Search the listing below for "glasses". Copy each matching line.

## Listed entries

= = = = =

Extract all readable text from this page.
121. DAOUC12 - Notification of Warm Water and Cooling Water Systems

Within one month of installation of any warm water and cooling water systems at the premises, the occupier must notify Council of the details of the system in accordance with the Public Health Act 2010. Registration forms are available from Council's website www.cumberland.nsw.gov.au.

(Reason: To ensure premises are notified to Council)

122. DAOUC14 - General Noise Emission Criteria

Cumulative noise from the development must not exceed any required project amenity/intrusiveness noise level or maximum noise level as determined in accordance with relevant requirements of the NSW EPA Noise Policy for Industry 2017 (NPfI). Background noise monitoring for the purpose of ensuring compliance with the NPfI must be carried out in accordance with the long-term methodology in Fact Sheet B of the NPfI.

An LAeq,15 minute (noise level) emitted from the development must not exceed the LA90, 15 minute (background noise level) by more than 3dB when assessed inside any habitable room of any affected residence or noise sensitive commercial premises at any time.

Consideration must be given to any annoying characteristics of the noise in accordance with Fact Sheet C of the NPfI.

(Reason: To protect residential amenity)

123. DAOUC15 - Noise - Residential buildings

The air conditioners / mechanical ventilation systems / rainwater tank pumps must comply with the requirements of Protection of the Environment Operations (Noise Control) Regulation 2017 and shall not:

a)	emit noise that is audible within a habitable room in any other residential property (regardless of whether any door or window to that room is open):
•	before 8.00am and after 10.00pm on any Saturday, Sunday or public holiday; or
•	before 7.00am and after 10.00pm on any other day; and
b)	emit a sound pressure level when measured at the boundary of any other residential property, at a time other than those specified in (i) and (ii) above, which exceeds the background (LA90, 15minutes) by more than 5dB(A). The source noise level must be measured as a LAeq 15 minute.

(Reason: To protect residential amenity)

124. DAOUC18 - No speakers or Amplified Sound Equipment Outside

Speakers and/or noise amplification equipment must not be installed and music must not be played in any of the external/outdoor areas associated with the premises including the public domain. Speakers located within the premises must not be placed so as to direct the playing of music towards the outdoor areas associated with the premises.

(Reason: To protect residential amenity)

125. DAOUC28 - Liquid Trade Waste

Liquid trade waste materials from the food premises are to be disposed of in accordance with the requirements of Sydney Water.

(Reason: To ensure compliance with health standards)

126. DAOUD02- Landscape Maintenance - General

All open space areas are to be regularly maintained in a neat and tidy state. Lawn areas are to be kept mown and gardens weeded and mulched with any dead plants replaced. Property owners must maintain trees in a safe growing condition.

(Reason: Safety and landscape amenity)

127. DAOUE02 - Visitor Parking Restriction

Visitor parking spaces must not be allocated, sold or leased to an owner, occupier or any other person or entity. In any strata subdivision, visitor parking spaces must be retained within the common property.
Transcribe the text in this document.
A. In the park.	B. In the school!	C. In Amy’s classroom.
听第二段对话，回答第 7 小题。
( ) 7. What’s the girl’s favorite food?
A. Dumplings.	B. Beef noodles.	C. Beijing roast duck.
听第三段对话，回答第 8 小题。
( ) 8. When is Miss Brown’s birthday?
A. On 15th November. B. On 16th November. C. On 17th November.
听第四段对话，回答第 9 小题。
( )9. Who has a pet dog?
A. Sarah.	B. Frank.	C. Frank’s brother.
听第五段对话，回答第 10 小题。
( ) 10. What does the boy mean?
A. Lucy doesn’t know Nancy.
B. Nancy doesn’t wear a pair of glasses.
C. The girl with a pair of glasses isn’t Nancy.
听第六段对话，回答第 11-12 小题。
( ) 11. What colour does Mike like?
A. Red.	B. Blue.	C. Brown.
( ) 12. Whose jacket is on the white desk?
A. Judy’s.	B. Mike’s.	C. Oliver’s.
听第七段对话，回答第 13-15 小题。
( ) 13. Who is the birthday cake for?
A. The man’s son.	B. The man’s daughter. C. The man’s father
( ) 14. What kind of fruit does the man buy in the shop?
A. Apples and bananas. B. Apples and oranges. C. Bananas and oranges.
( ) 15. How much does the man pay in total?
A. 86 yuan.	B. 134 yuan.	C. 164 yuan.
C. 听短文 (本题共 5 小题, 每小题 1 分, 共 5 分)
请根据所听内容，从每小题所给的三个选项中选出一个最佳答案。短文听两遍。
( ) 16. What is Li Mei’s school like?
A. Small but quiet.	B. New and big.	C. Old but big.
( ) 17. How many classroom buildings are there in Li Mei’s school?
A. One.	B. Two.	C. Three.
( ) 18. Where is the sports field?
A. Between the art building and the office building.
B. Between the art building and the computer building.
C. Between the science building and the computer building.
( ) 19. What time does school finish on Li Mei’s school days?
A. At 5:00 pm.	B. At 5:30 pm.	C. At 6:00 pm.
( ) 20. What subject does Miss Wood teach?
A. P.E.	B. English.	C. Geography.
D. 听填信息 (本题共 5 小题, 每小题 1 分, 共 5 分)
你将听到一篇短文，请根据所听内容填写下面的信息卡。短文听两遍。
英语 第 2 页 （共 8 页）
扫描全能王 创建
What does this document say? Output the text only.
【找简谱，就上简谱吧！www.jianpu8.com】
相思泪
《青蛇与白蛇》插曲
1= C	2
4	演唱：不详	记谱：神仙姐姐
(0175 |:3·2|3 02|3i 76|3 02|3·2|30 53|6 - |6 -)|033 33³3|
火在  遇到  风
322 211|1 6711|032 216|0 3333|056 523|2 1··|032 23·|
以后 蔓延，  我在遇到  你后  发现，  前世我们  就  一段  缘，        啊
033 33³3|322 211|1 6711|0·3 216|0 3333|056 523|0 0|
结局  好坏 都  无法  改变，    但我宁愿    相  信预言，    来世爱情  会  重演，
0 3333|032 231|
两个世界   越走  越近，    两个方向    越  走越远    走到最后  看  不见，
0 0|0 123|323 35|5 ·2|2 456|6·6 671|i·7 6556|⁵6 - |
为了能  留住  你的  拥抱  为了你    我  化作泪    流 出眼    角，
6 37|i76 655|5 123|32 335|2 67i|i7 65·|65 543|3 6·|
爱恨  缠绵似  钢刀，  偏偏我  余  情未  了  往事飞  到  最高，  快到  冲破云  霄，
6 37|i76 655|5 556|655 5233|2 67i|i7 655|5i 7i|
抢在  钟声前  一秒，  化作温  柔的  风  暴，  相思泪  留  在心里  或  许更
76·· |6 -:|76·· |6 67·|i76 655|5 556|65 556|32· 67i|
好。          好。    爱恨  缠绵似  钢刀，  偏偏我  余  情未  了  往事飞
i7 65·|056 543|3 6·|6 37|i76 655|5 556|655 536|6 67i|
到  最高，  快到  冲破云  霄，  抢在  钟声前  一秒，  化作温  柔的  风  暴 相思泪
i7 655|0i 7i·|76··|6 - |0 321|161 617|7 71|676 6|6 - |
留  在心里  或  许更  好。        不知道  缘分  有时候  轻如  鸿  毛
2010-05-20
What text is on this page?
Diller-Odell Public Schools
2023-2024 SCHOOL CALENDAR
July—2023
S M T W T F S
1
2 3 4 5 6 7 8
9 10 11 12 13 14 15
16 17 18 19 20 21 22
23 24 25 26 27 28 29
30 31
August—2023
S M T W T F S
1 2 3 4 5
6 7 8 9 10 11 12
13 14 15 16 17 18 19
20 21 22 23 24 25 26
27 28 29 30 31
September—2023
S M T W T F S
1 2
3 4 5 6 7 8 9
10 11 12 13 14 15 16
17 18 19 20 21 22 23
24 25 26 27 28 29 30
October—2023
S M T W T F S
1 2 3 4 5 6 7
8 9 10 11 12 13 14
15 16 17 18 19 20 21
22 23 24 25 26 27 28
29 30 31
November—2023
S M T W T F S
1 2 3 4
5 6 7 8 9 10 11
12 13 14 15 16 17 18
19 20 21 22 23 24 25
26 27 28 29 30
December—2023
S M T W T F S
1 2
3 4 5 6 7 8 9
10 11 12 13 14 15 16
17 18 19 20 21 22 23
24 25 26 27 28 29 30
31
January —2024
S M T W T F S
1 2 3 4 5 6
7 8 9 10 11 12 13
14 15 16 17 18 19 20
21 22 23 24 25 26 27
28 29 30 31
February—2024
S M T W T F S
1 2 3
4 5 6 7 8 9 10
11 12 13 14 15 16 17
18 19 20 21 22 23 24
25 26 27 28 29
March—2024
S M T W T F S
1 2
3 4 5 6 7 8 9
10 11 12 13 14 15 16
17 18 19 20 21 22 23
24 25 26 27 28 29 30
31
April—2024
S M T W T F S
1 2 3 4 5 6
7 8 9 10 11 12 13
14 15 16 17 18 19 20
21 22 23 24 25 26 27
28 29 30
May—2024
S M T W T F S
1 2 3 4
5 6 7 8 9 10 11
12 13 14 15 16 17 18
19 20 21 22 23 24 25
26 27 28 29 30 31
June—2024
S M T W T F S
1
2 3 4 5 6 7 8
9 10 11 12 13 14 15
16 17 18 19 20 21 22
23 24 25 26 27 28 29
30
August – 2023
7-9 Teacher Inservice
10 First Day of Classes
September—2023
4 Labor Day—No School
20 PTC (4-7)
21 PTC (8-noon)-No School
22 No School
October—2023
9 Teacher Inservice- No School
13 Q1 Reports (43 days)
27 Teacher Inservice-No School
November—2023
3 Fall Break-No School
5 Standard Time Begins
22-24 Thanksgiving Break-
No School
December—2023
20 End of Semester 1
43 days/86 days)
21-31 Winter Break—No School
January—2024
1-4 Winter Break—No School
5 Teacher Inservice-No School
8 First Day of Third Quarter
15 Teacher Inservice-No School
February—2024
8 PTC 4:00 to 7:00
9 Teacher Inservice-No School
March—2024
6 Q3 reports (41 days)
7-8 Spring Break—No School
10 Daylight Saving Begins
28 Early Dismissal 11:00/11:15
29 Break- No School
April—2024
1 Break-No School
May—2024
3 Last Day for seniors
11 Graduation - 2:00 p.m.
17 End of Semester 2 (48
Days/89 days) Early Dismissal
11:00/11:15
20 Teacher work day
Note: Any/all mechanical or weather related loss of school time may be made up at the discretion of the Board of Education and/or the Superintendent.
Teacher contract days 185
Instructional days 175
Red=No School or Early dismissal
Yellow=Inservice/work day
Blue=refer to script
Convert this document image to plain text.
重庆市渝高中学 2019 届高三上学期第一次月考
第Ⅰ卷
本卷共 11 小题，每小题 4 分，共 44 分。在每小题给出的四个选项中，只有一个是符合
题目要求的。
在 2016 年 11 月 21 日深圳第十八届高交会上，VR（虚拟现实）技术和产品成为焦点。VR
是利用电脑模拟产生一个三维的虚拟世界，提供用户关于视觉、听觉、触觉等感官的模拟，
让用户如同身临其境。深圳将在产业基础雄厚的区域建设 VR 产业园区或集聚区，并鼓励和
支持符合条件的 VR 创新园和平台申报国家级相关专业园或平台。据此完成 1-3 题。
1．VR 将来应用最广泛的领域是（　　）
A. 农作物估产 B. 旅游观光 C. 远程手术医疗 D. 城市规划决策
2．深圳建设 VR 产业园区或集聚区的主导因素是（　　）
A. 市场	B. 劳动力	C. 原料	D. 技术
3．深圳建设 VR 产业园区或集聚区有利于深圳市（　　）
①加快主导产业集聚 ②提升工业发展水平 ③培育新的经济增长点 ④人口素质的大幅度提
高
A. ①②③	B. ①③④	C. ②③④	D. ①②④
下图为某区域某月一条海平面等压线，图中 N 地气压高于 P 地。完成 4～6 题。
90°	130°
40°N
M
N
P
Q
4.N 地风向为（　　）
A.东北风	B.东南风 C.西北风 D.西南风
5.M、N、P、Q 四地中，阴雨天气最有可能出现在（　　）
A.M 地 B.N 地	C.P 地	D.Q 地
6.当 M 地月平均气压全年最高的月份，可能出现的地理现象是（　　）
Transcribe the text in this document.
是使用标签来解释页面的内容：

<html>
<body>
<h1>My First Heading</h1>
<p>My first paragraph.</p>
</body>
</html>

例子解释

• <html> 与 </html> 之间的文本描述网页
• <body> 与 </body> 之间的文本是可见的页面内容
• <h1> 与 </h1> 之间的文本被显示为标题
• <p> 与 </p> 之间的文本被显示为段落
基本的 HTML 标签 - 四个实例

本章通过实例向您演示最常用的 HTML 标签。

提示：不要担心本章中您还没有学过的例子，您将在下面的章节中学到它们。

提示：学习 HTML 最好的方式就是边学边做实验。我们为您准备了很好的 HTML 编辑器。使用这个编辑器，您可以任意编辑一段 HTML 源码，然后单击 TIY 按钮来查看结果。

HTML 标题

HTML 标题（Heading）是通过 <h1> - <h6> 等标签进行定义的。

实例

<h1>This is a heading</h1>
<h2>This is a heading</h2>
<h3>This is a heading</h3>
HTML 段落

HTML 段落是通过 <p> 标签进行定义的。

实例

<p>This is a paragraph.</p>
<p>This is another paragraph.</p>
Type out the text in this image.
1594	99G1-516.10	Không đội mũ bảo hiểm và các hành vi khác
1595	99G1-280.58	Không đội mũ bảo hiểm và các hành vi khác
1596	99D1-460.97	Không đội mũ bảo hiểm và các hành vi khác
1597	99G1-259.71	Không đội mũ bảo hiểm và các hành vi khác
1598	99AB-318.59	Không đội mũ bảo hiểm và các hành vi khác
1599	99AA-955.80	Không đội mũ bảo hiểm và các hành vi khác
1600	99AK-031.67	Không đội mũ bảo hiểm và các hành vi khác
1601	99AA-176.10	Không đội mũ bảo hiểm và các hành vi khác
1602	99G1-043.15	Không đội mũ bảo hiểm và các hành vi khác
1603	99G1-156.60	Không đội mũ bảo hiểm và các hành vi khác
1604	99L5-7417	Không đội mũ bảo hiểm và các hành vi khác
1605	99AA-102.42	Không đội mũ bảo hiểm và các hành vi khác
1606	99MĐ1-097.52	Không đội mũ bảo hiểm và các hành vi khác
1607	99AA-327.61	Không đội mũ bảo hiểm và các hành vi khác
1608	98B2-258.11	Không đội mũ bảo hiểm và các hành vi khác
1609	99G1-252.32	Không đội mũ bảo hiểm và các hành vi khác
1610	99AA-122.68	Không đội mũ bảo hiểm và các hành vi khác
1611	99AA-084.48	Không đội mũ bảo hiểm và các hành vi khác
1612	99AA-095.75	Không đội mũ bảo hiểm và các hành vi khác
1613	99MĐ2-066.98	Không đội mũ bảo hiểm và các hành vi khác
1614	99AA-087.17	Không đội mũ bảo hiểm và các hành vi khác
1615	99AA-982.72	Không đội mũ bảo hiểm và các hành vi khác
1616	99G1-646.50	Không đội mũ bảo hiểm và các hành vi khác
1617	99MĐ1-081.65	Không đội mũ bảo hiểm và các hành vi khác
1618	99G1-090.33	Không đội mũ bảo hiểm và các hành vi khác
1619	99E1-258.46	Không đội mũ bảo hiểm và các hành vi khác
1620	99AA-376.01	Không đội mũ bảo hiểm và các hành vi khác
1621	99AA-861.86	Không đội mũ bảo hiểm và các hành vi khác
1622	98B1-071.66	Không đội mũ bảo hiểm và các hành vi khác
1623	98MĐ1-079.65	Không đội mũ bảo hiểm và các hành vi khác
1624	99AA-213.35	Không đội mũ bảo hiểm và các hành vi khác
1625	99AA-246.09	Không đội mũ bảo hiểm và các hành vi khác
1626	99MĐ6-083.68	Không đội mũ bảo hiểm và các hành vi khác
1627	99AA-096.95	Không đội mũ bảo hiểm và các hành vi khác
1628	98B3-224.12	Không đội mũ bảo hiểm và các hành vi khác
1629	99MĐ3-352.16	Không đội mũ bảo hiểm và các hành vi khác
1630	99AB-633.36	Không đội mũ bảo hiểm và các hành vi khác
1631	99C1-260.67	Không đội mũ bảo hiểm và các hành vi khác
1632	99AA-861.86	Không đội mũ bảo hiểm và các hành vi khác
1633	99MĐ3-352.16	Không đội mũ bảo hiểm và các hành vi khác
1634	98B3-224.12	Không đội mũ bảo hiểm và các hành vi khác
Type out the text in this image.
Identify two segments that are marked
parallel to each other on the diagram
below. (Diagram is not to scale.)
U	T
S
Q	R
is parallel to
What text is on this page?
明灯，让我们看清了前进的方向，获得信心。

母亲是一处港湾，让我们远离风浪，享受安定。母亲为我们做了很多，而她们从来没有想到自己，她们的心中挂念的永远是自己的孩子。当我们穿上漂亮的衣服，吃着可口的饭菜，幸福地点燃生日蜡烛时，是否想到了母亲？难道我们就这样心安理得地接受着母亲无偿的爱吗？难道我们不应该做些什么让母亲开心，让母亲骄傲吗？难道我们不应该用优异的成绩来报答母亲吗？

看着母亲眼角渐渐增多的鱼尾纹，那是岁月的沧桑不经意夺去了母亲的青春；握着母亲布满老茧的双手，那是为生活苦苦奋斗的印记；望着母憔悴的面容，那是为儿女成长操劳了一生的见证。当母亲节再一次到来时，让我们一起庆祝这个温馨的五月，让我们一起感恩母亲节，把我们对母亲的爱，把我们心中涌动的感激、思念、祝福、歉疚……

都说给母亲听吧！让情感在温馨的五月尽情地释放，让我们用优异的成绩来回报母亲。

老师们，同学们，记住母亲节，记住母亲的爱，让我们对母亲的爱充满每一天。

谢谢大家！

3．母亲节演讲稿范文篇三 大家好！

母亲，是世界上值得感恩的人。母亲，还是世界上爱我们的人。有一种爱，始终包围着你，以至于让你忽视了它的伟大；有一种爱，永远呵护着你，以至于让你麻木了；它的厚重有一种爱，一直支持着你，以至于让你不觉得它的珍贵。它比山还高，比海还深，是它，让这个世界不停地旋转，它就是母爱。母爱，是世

= = = = =

## Result
B. Nancy doesn’t wear a pair of glasses.
C. The girl with a pair of glasses isn’t Nancy.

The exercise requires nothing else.